* [Short exercise]: Can you copy out the data exactly? Leave the images out.

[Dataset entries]
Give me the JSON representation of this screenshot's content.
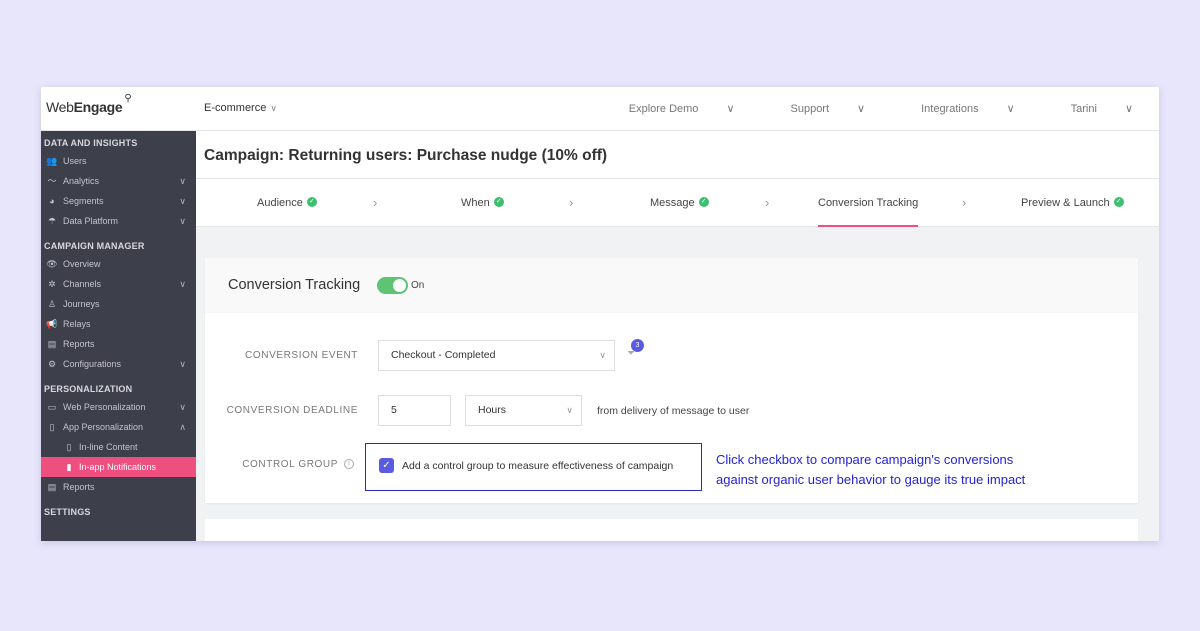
{
  "topbar": {
    "logo_web": "Web",
    "logo_engage": "Engage",
    "project": "E-commerce",
    "nav": [
      "Explore Demo",
      "Support",
      "Integrations",
      "Tarini"
    ]
  },
  "sidebar": {
    "sections": [
      {
        "title": "DATA AND INSIGHTS",
        "items": [
          {
            "label": "Users",
            "icon": "users-icon",
            "glyph": "👥",
            "arrow": false
          },
          {
            "label": "Analytics",
            "icon": "analytics-icon",
            "glyph": "〜",
            "arrow": true
          },
          {
            "label": "Segments",
            "icon": "segments-icon",
            "glyph": "◕",
            "arrow": true
          },
          {
            "label": "Data Platform",
            "icon": "data-platform-icon",
            "glyph": "☂",
            "arrow": true
          }
        ]
      },
      {
        "title": "CAMPAIGN MANAGER",
        "items": [
          {
            "label": "Overview",
            "icon": "eye-icon",
            "glyph": "👁",
            "arrow": false
          },
          {
            "label": "Channels",
            "icon": "channels-icon",
            "glyph": "✲",
            "arrow": true
          },
          {
            "label": "Journeys",
            "icon": "journeys-icon",
            "glyph": "♙",
            "arrow": false
          },
          {
            "label": "Relays",
            "icon": "megaphone-icon",
            "glyph": "📢",
            "arrow": false
          },
          {
            "label": "Reports",
            "icon": "report-icon",
            "glyph": "▤",
            "arrow": false
          },
          {
            "label": "Configurations",
            "icon": "configurations-icon",
            "glyph": "⚙",
            "arrow": true
          }
        ]
      },
      {
        "title": "PERSONALIZATION",
        "items": [
          {
            "label": "Web Personalization",
            "icon": "browser-icon",
            "glyph": "▭",
            "arrow": true
          },
          {
            "label": "App Personalization",
            "icon": "mobile-icon",
            "glyph": "▯",
            "arrow": "up"
          },
          {
            "label": "In-line Content",
            "icon": "inline-content-icon",
            "glyph": "▯",
            "sub": true
          },
          {
            "label": "In-app Notifications",
            "icon": "in-app-icon",
            "glyph": "▮",
            "sub": true,
            "active": true
          },
          {
            "label": "Reports",
            "icon": "report-icon",
            "glyph": "▤",
            "arrow": false
          }
        ]
      },
      {
        "title": "SETTINGS",
        "items": []
      }
    ]
  },
  "campaign": {
    "title": "Campaign: Returning users: Purchase nudge (10% off)"
  },
  "steps": [
    {
      "label": "Audience",
      "done": true
    },
    {
      "label": "When",
      "done": true
    },
    {
      "label": "Message",
      "done": true
    },
    {
      "label": "Conversion Tracking",
      "done": false,
      "active": true
    },
    {
      "label": "Preview & Launch",
      "done": true
    }
  ],
  "conversion": {
    "title": "Conversion Tracking",
    "toggle_label": "On",
    "toggle_on": true,
    "event_label": "CONVERSION EVENT",
    "event_value": "Checkout - Completed",
    "filter_count": "3",
    "deadline_label": "CONVERSION DEADLINE",
    "deadline_value": "5",
    "deadline_unit": "Hours",
    "deadline_suffix": "from delivery of message to user",
    "control_label": "CONTROL GROUP",
    "control_checked": true,
    "control_text": "Add a control group to measure effectiveness of campaign"
  },
  "callout": {
    "line1": "Click checkbox to compare campaign's conversions",
    "line2": "against organic user behavior to gauge its true impact"
  },
  "colors": {
    "accent": "#ef4f7e",
    "sidebar": "#3d3f4b",
    "toggle": "#5cc473",
    "check": "#5b5be0",
    "callout": "#2323d6"
  }
}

* [Output]:
Give me the JSON representation of this screenshot's content.
{
  "topbar": {
    "logo_web": "Web",
    "logo_engage": "Engage",
    "project": "E-commerce",
    "nav": [
      "Explore Demo",
      "Support",
      "Integrations",
      "Tarini"
    ]
  },
  "sidebar": {
    "sections": [
      {
        "title": "DATA AND INSIGHTS",
        "items": [
          {
            "label": "Users",
            "icon": "users-icon",
            "glyph": "👥",
            "arrow": false
          },
          {
            "label": "Analytics",
            "icon": "analytics-icon",
            "glyph": "〜",
            "arrow": true
          },
          {
            "label": "Segments",
            "icon": "segments-icon",
            "glyph": "◕",
            "arrow": true
          },
          {
            "label": "Data Platform",
            "icon": "data-platform-icon",
            "glyph": "☂",
            "arrow": true
          }
        ]
      },
      {
        "title": "CAMPAIGN MANAGER",
        "items": [
          {
            "label": "Overview",
            "icon": "eye-icon",
            "glyph": "👁",
            "arrow": false
          },
          {
            "label": "Channels",
            "icon": "channels-icon",
            "glyph": "✲",
            "arrow": true
          },
          {
            "label": "Journeys",
            "icon": "journeys-icon",
            "glyph": "♙",
            "arrow": false
          },
          {
            "label": "Relays",
            "icon": "megaphone-icon",
            "glyph": "📢",
            "arrow": false
          },
          {
            "label": "Reports",
            "icon": "report-icon",
            "glyph": "▤",
            "arrow": false
          },
          {
            "label": "Configurations",
            "icon": "configurations-icon",
            "glyph": "⚙",
            "arrow": true
          }
        ]
      },
      {
        "title": "PERSONALIZATION",
        "items": [
          {
            "label": "Web Personalization",
            "icon": "browser-icon",
            "glyph": "▭",
            "arrow": true
          },
          {
            "label": "App Personalization",
            "icon": "mobile-icon",
            "glyph": "▯",
            "arrow": "up"
          },
          {
            "label": "In-line Content",
            "icon": "inline-content-icon",
            "glyph": "▯",
            "sub": true
          },
          {
            "label": "In-app Notifications",
            "icon": "in-app-icon",
            "glyph": "▮",
            "sub": true,
            "active": true
          },
          {
            "label": "Reports",
            "icon": "report-icon",
            "glyph": "▤",
            "arrow": false
          }
        ]
      },
      {
        "title": "SETTINGS",
        "items": []
      }
    ]
  },
  "campaign": {
    "title": "Campaign: Returning users: Purchase nudge (10% off)"
  },
  "steps": [
    {
      "label": "Audience",
      "done": true
    },
    {
      "label": "When",
      "done": true
    },
    {
      "label": "Message",
      "done": true
    },
    {
      "label": "Conversion Tracking",
      "done": false,
      "active": true
    },
    {
      "label": "Preview & Launch",
      "done": true
    }
  ],
  "conversion": {
    "title": "Conversion Tracking",
    "toggle_label": "On",
    "toggle_on": true,
    "event_label": "CONVERSION EVENT",
    "event_value": "Checkout - Completed",
    "filter_count": "3",
    "deadline_label": "CONVERSION DEADLINE",
    "deadline_value": "5",
    "deadline_unit": "Hours",
    "deadline_suffix": "from delivery of message to user",
    "control_label": "CONTROL GROUP",
    "control_checked": true,
    "control_text": "Add a control group to measure effectiveness of campaign"
  },
  "callout": {
    "line1": "Click checkbox to compare campaign's conversions",
    "line2": "against organic user behavior to gauge its true impact"
  },
  "colors": {
    "accent": "#ef4f7e",
    "sidebar": "#3d3f4b",
    "toggle": "#5cc473",
    "check": "#5b5be0",
    "callout": "#2323d6"
  }
}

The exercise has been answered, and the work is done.